■ Records for this task ■
==========

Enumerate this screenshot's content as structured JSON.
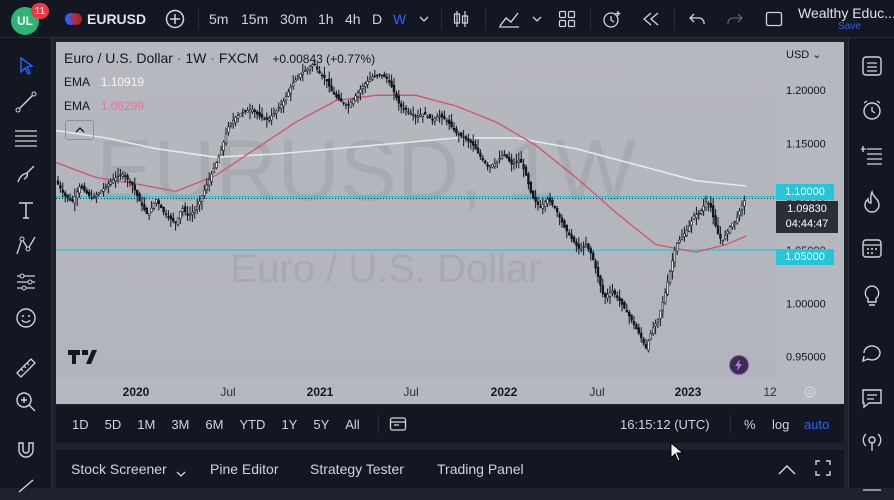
{
  "topbar": {
    "notification_count": "11",
    "symbol": "EURUSD",
    "intervals": [
      "5m",
      "15m",
      "30m",
      "1h",
      "4h",
      "D",
      "W"
    ],
    "active_interval": "W",
    "account_name": "Wealthy Educ...",
    "save_label": "Save"
  },
  "legend": {
    "symbol_name": "Euro / U.S. Dollar",
    "interval": "1W",
    "exchange": "FXCM",
    "change": "+0.00843 (+0.77%)",
    "ema1_label": "EMA",
    "ema1_value": "1.10919",
    "ema2_label": "EMA",
    "ema2_value": "1.06299",
    "currency": "USD"
  },
  "watermark": {
    "line1": "EURUSD, 1W",
    "line2": "Euro / U.S. Dollar"
  },
  "price_labels": {
    "level_upper": "1.10000",
    "current_price": "1.09830",
    "countdown": "04:44:47",
    "level_lower": "1.05000"
  },
  "chart_data": {
    "type": "candlestick",
    "x_tick_labels": [
      "2020",
      "Jul",
      "2021",
      "Jul",
      "2022",
      "Jul",
      "2023",
      "12"
    ],
    "y_tick_labels": [
      "1.20000",
      "1.15000",
      "1.10000",
      "1.05000",
      "1.00000",
      "0.95000"
    ],
    "ylim": [
      0.93,
      1.245
    ],
    "horizontal_levels": [
      1.1,
      1.05
    ],
    "current_price": 1.0983,
    "price_path": [
      [
        0,
        1.115
      ],
      [
        8,
        1.102
      ],
      [
        16,
        1.095
      ],
      [
        24,
        1.11
      ],
      [
        36,
        1.098
      ],
      [
        46,
        1.106
      ],
      [
        56,
        1.115
      ],
      [
        66,
        1.122
      ],
      [
        76,
        1.112
      ],
      [
        84,
        1.095
      ],
      [
        92,
        1.082
      ],
      [
        100,
        1.098
      ],
      [
        108,
        1.085
      ],
      [
        116,
        1.078
      ],
      [
        120,
        1.075
      ],
      [
        126,
        1.09
      ],
      [
        132,
        1.082
      ],
      [
        140,
        1.088
      ],
      [
        148,
        1.105
      ],
      [
        156,
        1.122
      ],
      [
        164,
        1.14
      ],
      [
        172,
        1.165
      ],
      [
        180,
        1.175
      ],
      [
        188,
        1.18
      ],
      [
        196,
        1.182
      ],
      [
        204,
        1.175
      ],
      [
        212,
        1.172
      ],
      [
        220,
        1.18
      ],
      [
        228,
        1.19
      ],
      [
        236,
        1.205
      ],
      [
        244,
        1.215
      ],
      [
        252,
        1.22
      ],
      [
        258,
        1.225
      ],
      [
        264,
        1.215
      ],
      [
        270,
        1.21
      ],
      [
        276,
        1.198
      ],
      [
        284,
        1.19
      ],
      [
        292,
        1.185
      ],
      [
        300,
        1.195
      ],
      [
        308,
        1.205
      ],
      [
        316,
        1.212
      ],
      [
        324,
        1.215
      ],
      [
        332,
        1.21
      ],
      [
        338,
        1.198
      ],
      [
        344,
        1.185
      ],
      [
        352,
        1.18
      ],
      [
        360,
        1.175
      ],
      [
        368,
        1.178
      ],
      [
        376,
        1.172
      ],
      [
        384,
        1.176
      ],
      [
        392,
        1.17
      ],
      [
        400,
        1.16
      ],
      [
        408,
        1.155
      ],
      [
        416,
        1.15
      ],
      [
        424,
        1.138
      ],
      [
        432,
        1.128
      ],
      [
        440,
        1.132
      ],
      [
        448,
        1.14
      ],
      [
        456,
        1.13
      ],
      [
        464,
        1.135
      ],
      [
        470,
        1.12
      ],
      [
        476,
        1.1
      ],
      [
        484,
        1.09
      ],
      [
        492,
        1.098
      ],
      [
        500,
        1.088
      ],
      [
        508,
        1.072
      ],
      [
        516,
        1.06
      ],
      [
        524,
        1.05
      ],
      [
        530,
        1.055
      ],
      [
        536,
        1.045
      ],
      [
        542,
        1.025
      ],
      [
        548,
        1.005
      ],
      [
        556,
        1.012
      ],
      [
        564,
        1.002
      ],
      [
        572,
        0.99
      ],
      [
        578,
        0.98
      ],
      [
        584,
        0.97
      ],
      [
        590,
        0.958
      ],
      [
        596,
        0.975
      ],
      [
        602,
        0.985
      ],
      [
        608,
        1.005
      ],
      [
        614,
        1.03
      ],
      [
        620,
        1.055
      ],
      [
        626,
        1.062
      ],
      [
        632,
        1.07
      ],
      [
        638,
        1.082
      ],
      [
        644,
        1.085
      ],
      [
        650,
        1.095
      ],
      [
        654,
        1.093
      ],
      [
        658,
        1.078
      ],
      [
        662,
        1.065
      ],
      [
        666,
        1.058
      ],
      [
        670,
        1.065
      ],
      [
        676,
        1.075
      ],
      [
        680,
        1.078
      ],
      [
        686,
        1.092
      ],
      [
        690,
        1.099
      ]
    ],
    "ema_slow_path": [
      [
        0,
        1.162
      ],
      [
        50,
        1.155
      ],
      [
        100,
        1.145
      ],
      [
        160,
        1.137
      ],
      [
        220,
        1.14
      ],
      [
        280,
        1.145
      ],
      [
        340,
        1.15
      ],
      [
        400,
        1.155
      ],
      [
        460,
        1.155
      ],
      [
        520,
        1.145
      ],
      [
        580,
        1.13
      ],
      [
        640,
        1.115
      ],
      [
        690,
        1.11
      ]
    ],
    "ema_fast_path": [
      [
        0,
        1.132
      ],
      [
        40,
        1.118
      ],
      [
        80,
        1.112
      ],
      [
        120,
        1.105
      ],
      [
        160,
        1.12
      ],
      [
        200,
        1.145
      ],
      [
        240,
        1.17
      ],
      [
        280,
        1.19
      ],
      [
        320,
        1.195
      ],
      [
        360,
        1.195
      ],
      [
        400,
        1.185
      ],
      [
        440,
        1.17
      ],
      [
        480,
        1.148
      ],
      [
        520,
        1.118
      ],
      [
        560,
        1.085
      ],
      [
        600,
        1.055
      ],
      [
        640,
        1.048
      ],
      [
        670,
        1.055
      ],
      [
        690,
        1.063
      ]
    ]
  },
  "timebar": {
    "ranges": [
      "1D",
      "5D",
      "1M",
      "3M",
      "6M",
      "YTD",
      "1Y",
      "5Y",
      "All"
    ],
    "clock": "16:15:12 (UTC)",
    "percent_label": "%",
    "log_label": "log",
    "auto_label": "auto"
  },
  "bottombar": {
    "tabs": [
      "Stock Screener",
      "Pine Editor",
      "Strategy Tester",
      "Trading Panel"
    ]
  },
  "colors": {
    "accent": "#2962ff",
    "level_line": "#26c6da",
    "ema_fast": "#d4526e",
    "ema_slow": "#e8e8e8",
    "ema2_text": "#e57399"
  }
}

==========

■ Objective ■
Copy everything in the records above except the pictures, exactly as written.

■ Exercise result ■
Enumerate this screenshot's content as structured JSON.
{
  "topbar": {
    "notification_count": "11",
    "symbol": "EURUSD",
    "intervals": [
      "5m",
      "15m",
      "30m",
      "1h",
      "4h",
      "D",
      "W"
    ],
    "active_interval": "W",
    "account_name": "Wealthy Educ...",
    "save_label": "Save"
  },
  "legend": {
    "symbol_name": "Euro / U.S. Dollar",
    "interval": "1W",
    "exchange": "FXCM",
    "change": "+0.00843 (+0.77%)",
    "ema1_label": "EMA",
    "ema1_value": "1.10919",
    "ema2_label": "EMA",
    "ema2_value": "1.06299",
    "currency": "USD"
  },
  "watermark": {
    "line1": "EURUSD, 1W",
    "line2": "Euro / U.S. Dollar"
  },
  "price_labels": {
    "level_upper": "1.10000",
    "current_price": "1.09830",
    "countdown": "04:44:47",
    "level_lower": "1.05000"
  },
  "chart_data": {
    "type": "candlestick",
    "x_tick_labels": [
      "2020",
      "Jul",
      "2021",
      "Jul",
      "2022",
      "Jul",
      "2023",
      "12"
    ],
    "y_tick_labels": [
      "1.20000",
      "1.15000",
      "1.10000",
      "1.05000",
      "1.00000",
      "0.95000"
    ],
    "ylim": [
      0.93,
      1.245
    ],
    "horizontal_levels": [
      1.1,
      1.05
    ],
    "current_price": 1.0983,
    "price_path": [
      [
        0,
        1.115
      ],
      [
        8,
        1.102
      ],
      [
        16,
        1.095
      ],
      [
        24,
        1.11
      ],
      [
        36,
        1.098
      ],
      [
        46,
        1.106
      ],
      [
        56,
        1.115
      ],
      [
        66,
        1.122
      ],
      [
        76,
        1.112
      ],
      [
        84,
        1.095
      ],
      [
        92,
        1.082
      ],
      [
        100,
        1.098
      ],
      [
        108,
        1.085
      ],
      [
        116,
        1.078
      ],
      [
        120,
        1.075
      ],
      [
        126,
        1.09
      ],
      [
        132,
        1.082
      ],
      [
        140,
        1.088
      ],
      [
        148,
        1.105
      ],
      [
        156,
        1.122
      ],
      [
        164,
        1.14
      ],
      [
        172,
        1.165
      ],
      [
        180,
        1.175
      ],
      [
        188,
        1.18
      ],
      [
        196,
        1.182
      ],
      [
        204,
        1.175
      ],
      [
        212,
        1.172
      ],
      [
        220,
        1.18
      ],
      [
        228,
        1.19
      ],
      [
        236,
        1.205
      ],
      [
        244,
        1.215
      ],
      [
        252,
        1.22
      ],
      [
        258,
        1.225
      ],
      [
        264,
        1.215
      ],
      [
        270,
        1.21
      ],
      [
        276,
        1.198
      ],
      [
        284,
        1.19
      ],
      [
        292,
        1.185
      ],
      [
        300,
        1.195
      ],
      [
        308,
        1.205
      ],
      [
        316,
        1.212
      ],
      [
        324,
        1.215
      ],
      [
        332,
        1.21
      ],
      [
        338,
        1.198
      ],
      [
        344,
        1.185
      ],
      [
        352,
        1.18
      ],
      [
        360,
        1.175
      ],
      [
        368,
        1.178
      ],
      [
        376,
        1.172
      ],
      [
        384,
        1.176
      ],
      [
        392,
        1.17
      ],
      [
        400,
        1.16
      ],
      [
        408,
        1.155
      ],
      [
        416,
        1.15
      ],
      [
        424,
        1.138
      ],
      [
        432,
        1.128
      ],
      [
        440,
        1.132
      ],
      [
        448,
        1.14
      ],
      [
        456,
        1.13
      ],
      [
        464,
        1.135
      ],
      [
        470,
        1.12
      ],
      [
        476,
        1.1
      ],
      [
        484,
        1.09
      ],
      [
        492,
        1.098
      ],
      [
        500,
        1.088
      ],
      [
        508,
        1.072
      ],
      [
        516,
        1.06
      ],
      [
        524,
        1.05
      ],
      [
        530,
        1.055
      ],
      [
        536,
        1.045
      ],
      [
        542,
        1.025
      ],
      [
        548,
        1.005
      ],
      [
        556,
        1.012
      ],
      [
        564,
        1.002
      ],
      [
        572,
        0.99
      ],
      [
        578,
        0.98
      ],
      [
        584,
        0.97
      ],
      [
        590,
        0.958
      ],
      [
        596,
        0.975
      ],
      [
        602,
        0.985
      ],
      [
        608,
        1.005
      ],
      [
        614,
        1.03
      ],
      [
        620,
        1.055
      ],
      [
        626,
        1.062
      ],
      [
        632,
        1.07
      ],
      [
        638,
        1.082
      ],
      [
        644,
        1.085
      ],
      [
        650,
        1.095
      ],
      [
        654,
        1.093
      ],
      [
        658,
        1.078
      ],
      [
        662,
        1.065
      ],
      [
        666,
        1.058
      ],
      [
        670,
        1.065
      ],
      [
        676,
        1.075
      ],
      [
        680,
        1.078
      ],
      [
        686,
        1.092
      ],
      [
        690,
        1.099
      ]
    ],
    "ema_slow_path": [
      [
        0,
        1.162
      ],
      [
        50,
        1.155
      ],
      [
        100,
        1.145
      ],
      [
        160,
        1.137
      ],
      [
        220,
        1.14
      ],
      [
        280,
        1.145
      ],
      [
        340,
        1.15
      ],
      [
        400,
        1.155
      ],
      [
        460,
        1.155
      ],
      [
        520,
        1.145
      ],
      [
        580,
        1.13
      ],
      [
        640,
        1.115
      ],
      [
        690,
        1.11
      ]
    ],
    "ema_fast_path": [
      [
        0,
        1.132
      ],
      [
        40,
        1.118
      ],
      [
        80,
        1.112
      ],
      [
        120,
        1.105
      ],
      [
        160,
        1.12
      ],
      [
        200,
        1.145
      ],
      [
        240,
        1.17
      ],
      [
        280,
        1.19
      ],
      [
        320,
        1.195
      ],
      [
        360,
        1.195
      ],
      [
        400,
        1.185
      ],
      [
        440,
        1.17
      ],
      [
        480,
        1.148
      ],
      [
        520,
        1.118
      ],
      [
        560,
        1.085
      ],
      [
        600,
        1.055
      ],
      [
        640,
        1.048
      ],
      [
        670,
        1.055
      ],
      [
        690,
        1.063
      ]
    ]
  },
  "timebar": {
    "ranges": [
      "1D",
      "5D",
      "1M",
      "3M",
      "6M",
      "YTD",
      "1Y",
      "5Y",
      "All"
    ],
    "clock": "16:15:12 (UTC)",
    "percent_label": "%",
    "log_label": "log",
    "auto_label": "auto"
  },
  "bottombar": {
    "tabs": [
      "Stock Screener",
      "Pine Editor",
      "Strategy Tester",
      "Trading Panel"
    ]
  },
  "colors": {
    "accent": "#2962ff",
    "level_line": "#26c6da",
    "ema_fast": "#d4526e",
    "ema_slow": "#e8e8e8",
    "ema2_text": "#e57399"
  }
}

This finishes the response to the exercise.